• Your objective: Output every line below exactly.

• Records for this task:
^^^^

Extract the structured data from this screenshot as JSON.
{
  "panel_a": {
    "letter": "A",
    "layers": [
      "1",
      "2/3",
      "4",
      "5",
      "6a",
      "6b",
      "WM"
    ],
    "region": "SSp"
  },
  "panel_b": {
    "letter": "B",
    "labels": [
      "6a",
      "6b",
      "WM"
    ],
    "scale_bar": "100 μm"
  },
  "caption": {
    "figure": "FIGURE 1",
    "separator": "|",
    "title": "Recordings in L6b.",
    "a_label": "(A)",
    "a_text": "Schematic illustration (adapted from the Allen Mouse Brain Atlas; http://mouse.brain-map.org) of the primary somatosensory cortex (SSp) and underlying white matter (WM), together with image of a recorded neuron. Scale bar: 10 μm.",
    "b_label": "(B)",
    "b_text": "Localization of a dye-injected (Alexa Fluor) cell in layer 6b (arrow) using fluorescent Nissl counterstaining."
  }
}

^^^^

• Solution for this task:
Extract the structured data from this screenshot as JSON.
{
  "panel_a": {
    "letter": "A",
    "layers": [
      "1",
      "2/3",
      "4",
      "5",
      "6a",
      "6b",
      "WM"
    ],
    "region": "SSp"
  },
  "panel_b": {
    "letter": "B",
    "labels": [
      "6a",
      "6b",
      "WM"
    ],
    "scale_bar": "100 μm"
  },
  "caption": {
    "figure": "FIGURE 1",
    "separator": "|",
    "title": "Recordings in L6b.",
    "a_label": "(A)",
    "a_text": "Schematic illustration (adapted from the Allen Mouse Brain Atlas; http://mouse.brain-map.org) of the primary somatosensory cortex (SSp) and underlying white matter (WM), together with image of a recorded neuron. Scale bar: 10 μm.",
    "b_label": "(B)",
    "b_text": "Localization of a dye-injected (Alexa Fluor) cell in layer 6b (arrow) using fluorescent Nissl counterstaining."
  }
}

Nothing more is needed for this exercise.